[Records]
--- start ---

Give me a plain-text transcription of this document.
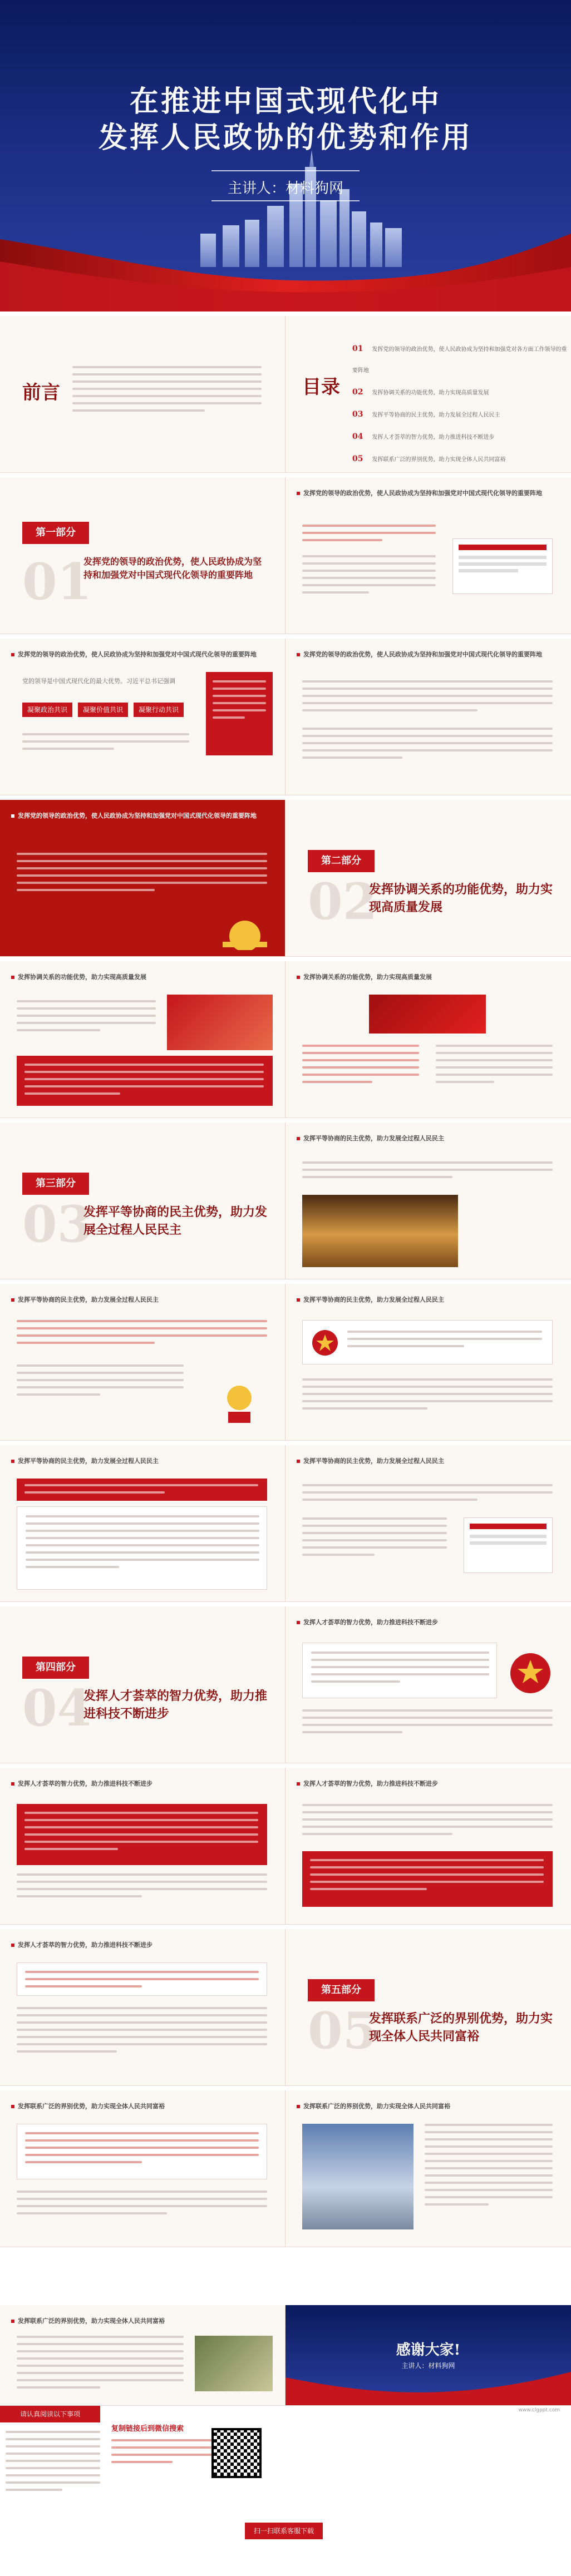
在推进中国式现代化中
发挥人民政协的优势和作用
主讲人：材料狗网
前言	目录
01 发挥党的领导的政治优势，使人民政协成为坚持和加强党对各方面工作领导的重要阵地
02 发挥协调关系的功能优势，助力实现高质量发展
03 发挥平等协商的民主优势，助力发展全过程人民民主
04 发挥人才荟萃的智力优势，助力推进科技不断进步
05 发挥联系广泛的界别优势，助力实现全体人民共同富裕
第一部分
01
发挥党的领导的政治优势，使人民政协成为坚持和加强党对中国式现代化领导的重要阵地
发挥党的领导的政治优势，使人民政协成为坚持和加强党对中国式现代化领导的重要阵地
发挥党的领导的政治优势，使人民政协成为坚持和加强党对中国式现代化领导的重要阵地
党的领导是中国式现代化的最大优势。习近平总书记强调
凝聚政治共识	凝聚价值共识	凝聚行动共识
发挥党的领导的政治优势，使人民政协成为坚持和加强党对中国式现代化领导的重要阵地
发挥党的领导的政治优势，使人民政协成为坚持和加强党对中国式现代化领导的重要阵地
第二部分
02
发挥协调关系的功能优势，助力实现高质量发展
发挥协调关系的功能优势，助力实现高质量发展	发挥协调关系的功能优势，助力实现高质量发展
第三部分
03
发挥平等协商的民主优势，助力发展全过程人民民主
发挥平等协商的民主优势，助力发展全过程人民民主
发挥平等协商的民主优势，助力发展全过程人民民主	发挥平等协商的民主优势，助力发展全过程人民民主
发挥平等协商的民主优势，助力发展全过程人民民主	发挥平等协商的民主优势，助力发展全过程人民民主
第四部分
04
发挥人才荟萃的智力优势，助力推进科技不断进步
发挥人才荟萃的智力优势，助力推进科技不断进步
发挥人才荟萃的智力优势，助力推进科技不断进步	发挥人才荟萃的智力优势，助力推进科技不断进步
发挥人才荟萃的智力优势，助力推进科技不断进步
第五部分
05
发挥联系广泛的界别优势，助力实现全体人民共同富裕
发挥联系广泛的界别优势，助力实现全体人民共同富裕	发挥联系广泛的界别优势，助力实现全体人民共同富裕
发挥联系广泛的界别优势，助力实现全体人民共同富裕
感谢大家!
主讲人：材料狗网
请认真阅读以下事项
复制链接后到微信搜索
扫一扫联系客服下载
www.clgppt.com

--- end ---

Output every entry exactly as given; pictures are not part of the copy.

Result for this exercise:
Give me a plain-text transcription of this document.
在推进中国式现代化中
发挥人民政协的优势和作用
主讲人：材料狗网
前言	目录
01 发挥党的领导的政治优势，使人民政协成为坚持和加强党对各方面工作领导的重要阵地
02 发挥协调关系的功能优势，助力实现高质量发展
03 发挥平等协商的民主优势，助力发展全过程人民民主
04 发挥人才荟萃的智力优势，助力推进科技不断进步
05 发挥联系广泛的界别优势，助力实现全体人民共同富裕
第一部分
01
发挥党的领导的政治优势，使人民政协成为坚持和加强党对中国式现代化领导的重要阵地
发挥党的领导的政治优势，使人民政协成为坚持和加强党对中国式现代化领导的重要阵地
发挥党的领导的政治优势，使人民政协成为坚持和加强党对中国式现代化领导的重要阵地
党的领导是中国式现代化的最大优势。习近平总书记强调
凝聚政治共识	凝聚价值共识	凝聚行动共识
发挥党的领导的政治优势，使人民政协成为坚持和加强党对中国式现代化领导的重要阵地
发挥党的领导的政治优势，使人民政协成为坚持和加强党对中国式现代化领导的重要阵地
第二部分
02
发挥协调关系的功能优势，助力实现高质量发展
发挥协调关系的功能优势，助力实现高质量发展	发挥协调关系的功能优势，助力实现高质量发展
第三部分
03
发挥平等协商的民主优势，助力发展全过程人民民主
发挥平等协商的民主优势，助力发展全过程人民民主
发挥平等协商的民主优势，助力发展全过程人民民主	发挥平等协商的民主优势，助力发展全过程人民民主
发挥平等协商的民主优势，助力发展全过程人民民主	发挥平等协商的民主优势，助力发展全过程人民民主
第四部分
04
发挥人才荟萃的智力优势，助力推进科技不断进步
发挥人才荟萃的智力优势，助力推进科技不断进步
发挥人才荟萃的智力优势，助力推进科技不断进步	发挥人才荟萃的智力优势，助力推进科技不断进步
发挥人才荟萃的智力优势，助力推进科技不断进步
第五部分
05
发挥联系广泛的界别优势，助力实现全体人民共同富裕
发挥联系广泛的界别优势，助力实现全体人民共同富裕	发挥联系广泛的界别优势，助力实现全体人民共同富裕
发挥联系广泛的界别优势，助力实现全体人民共同富裕
感谢大家!
主讲人：材料狗网
请认真阅读以下事项
复制链接后到微信搜索
扫一扫联系客服下载
www.clgppt.com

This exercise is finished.